Requirement: Reproduce each record exactly.

(Data excerpts)
+===+

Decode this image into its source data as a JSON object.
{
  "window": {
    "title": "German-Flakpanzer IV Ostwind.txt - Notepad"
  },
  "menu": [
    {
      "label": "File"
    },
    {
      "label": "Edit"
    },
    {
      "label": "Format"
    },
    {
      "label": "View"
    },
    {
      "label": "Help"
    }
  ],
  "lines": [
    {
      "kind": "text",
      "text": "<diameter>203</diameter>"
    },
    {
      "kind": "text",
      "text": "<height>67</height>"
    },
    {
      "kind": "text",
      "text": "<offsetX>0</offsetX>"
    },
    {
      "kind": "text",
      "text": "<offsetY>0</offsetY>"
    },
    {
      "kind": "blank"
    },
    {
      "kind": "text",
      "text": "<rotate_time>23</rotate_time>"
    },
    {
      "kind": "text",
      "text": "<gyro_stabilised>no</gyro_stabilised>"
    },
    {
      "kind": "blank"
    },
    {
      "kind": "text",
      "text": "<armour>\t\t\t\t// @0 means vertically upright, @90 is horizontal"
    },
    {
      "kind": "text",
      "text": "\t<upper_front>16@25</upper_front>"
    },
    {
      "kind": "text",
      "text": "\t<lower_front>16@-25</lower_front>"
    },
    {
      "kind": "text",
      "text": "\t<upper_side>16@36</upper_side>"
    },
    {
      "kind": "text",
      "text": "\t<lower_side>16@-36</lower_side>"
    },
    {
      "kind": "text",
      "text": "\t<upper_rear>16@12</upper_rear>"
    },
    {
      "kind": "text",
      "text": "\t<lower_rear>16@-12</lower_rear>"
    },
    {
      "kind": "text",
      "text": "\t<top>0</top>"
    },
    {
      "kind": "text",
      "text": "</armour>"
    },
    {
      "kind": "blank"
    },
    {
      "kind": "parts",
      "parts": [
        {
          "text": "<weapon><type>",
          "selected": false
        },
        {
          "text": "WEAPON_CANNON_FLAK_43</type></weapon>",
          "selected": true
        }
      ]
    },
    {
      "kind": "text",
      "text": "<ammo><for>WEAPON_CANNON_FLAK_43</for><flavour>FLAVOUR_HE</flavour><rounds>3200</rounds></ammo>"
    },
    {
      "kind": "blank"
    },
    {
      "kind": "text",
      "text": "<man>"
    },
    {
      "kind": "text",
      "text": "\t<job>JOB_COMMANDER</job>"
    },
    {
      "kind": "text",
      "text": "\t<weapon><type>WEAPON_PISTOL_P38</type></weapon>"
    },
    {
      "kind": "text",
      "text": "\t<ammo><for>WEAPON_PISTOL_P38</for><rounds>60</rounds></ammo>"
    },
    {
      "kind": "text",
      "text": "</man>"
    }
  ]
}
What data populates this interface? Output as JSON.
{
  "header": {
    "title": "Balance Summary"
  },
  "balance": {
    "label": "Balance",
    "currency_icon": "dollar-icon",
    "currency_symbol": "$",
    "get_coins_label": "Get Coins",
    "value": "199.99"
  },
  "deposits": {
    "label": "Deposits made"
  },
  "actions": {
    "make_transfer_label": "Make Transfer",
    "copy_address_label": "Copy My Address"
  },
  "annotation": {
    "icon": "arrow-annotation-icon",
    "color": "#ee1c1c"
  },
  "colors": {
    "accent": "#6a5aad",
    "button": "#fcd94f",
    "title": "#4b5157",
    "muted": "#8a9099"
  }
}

+===+

Solution for this exercise:
Decode this image into its source data as a JSON object.
{
  "window": {
    "title": "German-Flakpanzer IV Ostwind.txt - Notepad"
  },
  "menu": [
    {
      "label": "File"
    },
    {
      "label": "Edit"
    },
    {
      "label": "Format"
    },
    {
      "label": "View"
    },
    {
      "label": "Help"
    }
  ],
  "lines": [
    {
      "kind": "text",
      "text": "<diameter>203</diameter>"
    },
    {
      "kind": "text",
      "text": "<height>67</height>"
    },
    {
      "kind": "text",
      "text": "<offsetX>0</offsetX>"
    },
    {
      "kind": "text",
      "text": "<offsetY>0</offsetY>"
    },
    {
      "kind": "blank"
    },
    {
      "kind": "text",
      "text": "<rotate_time>23</rotate_time>"
    },
    {
      "kind": "text",
      "text": "<gyro_stabilised>no</gyro_stabilised>"
    },
    {
      "kind": "blank"
    },
    {
      "kind": "text",
      "text": "<armour>\t\t\t\t// @0 means vertically upright, @90 is horizontal"
    },
    {
      "kind": "text",
      "text": "\t<upper_front>16@25</upper_front>"
    },
    {
      "kind": "text",
      "text": "\t<lower_front>16@-25</lower_front>"
    },
    {
      "kind": "text",
      "text": "\t<upper_side>16@36</upper_side>"
    },
    {
      "kind": "text",
      "text": "\t<lower_side>16@-36</lower_side>"
    },
    {
      "kind": "text",
      "text": "\t<upper_rear>16@12</upper_rear>"
    },
    {
      "kind": "text",
      "text": "\t<lower_rear>16@-12</lower_rear>"
    },
    {
      "kind": "text",
      "text": "\t<top>0</top>"
    },
    {
      "kind": "text",
      "text": "</armour>"
    },
    {
      "kind": "blank"
    },
    {
      "kind": "parts",
      "parts": [
        {
          "text": "<weapon><type>",
          "selected": false
        },
        {
          "text": "WEAPON_CANNON_FLAK_43</type></weapon>",
          "selected": true
        }
      ]
    },
    {
      "kind": "text",
      "text": "<ammo><for>WEAPON_CANNON_FLAK_43</for><flavour>FLAVOUR_HE</flavour><rounds>3200</rounds></ammo>"
    },
    {
      "kind": "blank"
    },
    {
      "kind": "text",
      "text": "<man>"
    },
    {
      "kind": "text",
      "text": "\t<job>JOB_COMMANDER</job>"
    },
    {
      "kind": "text",
      "text": "\t<weapon><type>WEAPON_PISTOL_P38</type></weapon>"
    },
    {
      "kind": "text",
      "text": "\t<ammo><for>WEAPON_PISTOL_P38</for><rounds>60</rounds></ammo>"
    },
    {
      "kind": "text",
      "text": "</man>"
    }
  ]
}
What data populates this interface? Output as JSON.
{
  "header": {
    "title": "Balance Summary"
  },
  "balance": {
    "label": "Balance",
    "currency_icon": "dollar-icon",
    "currency_symbol": "$",
    "get_coins_label": "Get Coins",
    "value": "199.99"
  },
  "deposits": {
    "label": "Deposits made"
  },
  "actions": {
    "make_transfer_label": "Make Transfer",
    "copy_address_label": "Copy My Address"
  },
  "annotation": {
    "icon": "arrow-annotation-icon",
    "color": "#ee1c1c"
  },
  "colors": {
    "accent": "#6a5aad",
    "button": "#fcd94f",
    "title": "#4b5157",
    "muted": "#8a9099"
  }
}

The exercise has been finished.